• [What you should do]: Would you repeat the listing exactly but omit every picture?
--- BEGIN ---
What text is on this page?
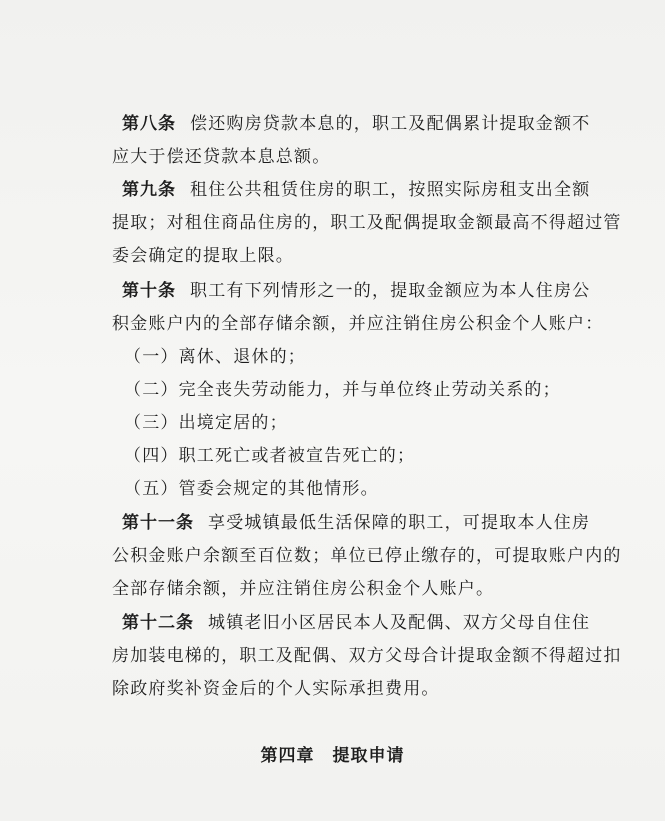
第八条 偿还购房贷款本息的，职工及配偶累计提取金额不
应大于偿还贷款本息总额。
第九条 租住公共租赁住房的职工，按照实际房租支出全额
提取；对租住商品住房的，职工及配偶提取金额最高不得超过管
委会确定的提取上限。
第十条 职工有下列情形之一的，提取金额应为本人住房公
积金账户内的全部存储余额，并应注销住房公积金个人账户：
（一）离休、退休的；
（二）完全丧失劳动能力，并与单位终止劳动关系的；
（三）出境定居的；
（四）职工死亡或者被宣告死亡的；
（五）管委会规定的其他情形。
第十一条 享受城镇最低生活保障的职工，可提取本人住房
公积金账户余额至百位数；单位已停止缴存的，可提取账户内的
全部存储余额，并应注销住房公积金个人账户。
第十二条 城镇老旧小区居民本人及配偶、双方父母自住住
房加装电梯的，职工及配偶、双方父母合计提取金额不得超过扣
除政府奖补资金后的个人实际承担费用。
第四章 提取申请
--- END ---
• [Result]:
What text is on this page?
第八条 偿还购房贷款本息的，职工及配偶累计提取金额不
应大于偿还贷款本息总额。
第九条 租住公共租赁住房的职工，按照实际房租支出全额
提取；对租住商品住房的，职工及配偶提取金额最高不得超过管
委会确定的提取上限。
第十条 职工有下列情形之一的，提取金额应为本人住房公
积金账户内的全部存储余额，并应注销住房公积金个人账户：
（一）离休、退休的；
（二）完全丧失劳动能力，并与单位终止劳动关系的；
（三）出境定居的；
（四）职工死亡或者被宣告死亡的；
（五）管委会规定的其他情形。
第十一条 享受城镇最低生活保障的职工，可提取本人住房
公积金账户余额至百位数；单位已停止缴存的，可提取账户内的
全部存储余额，并应注销住房公积金个人账户。
第十二条 城镇老旧小区居民本人及配偶、双方父母自住住
房加装电梯的，职工及配偶、双方父母合计提取金额不得超过扣
除政府奖补资金后的个人实际承担费用。
第四章 提取申请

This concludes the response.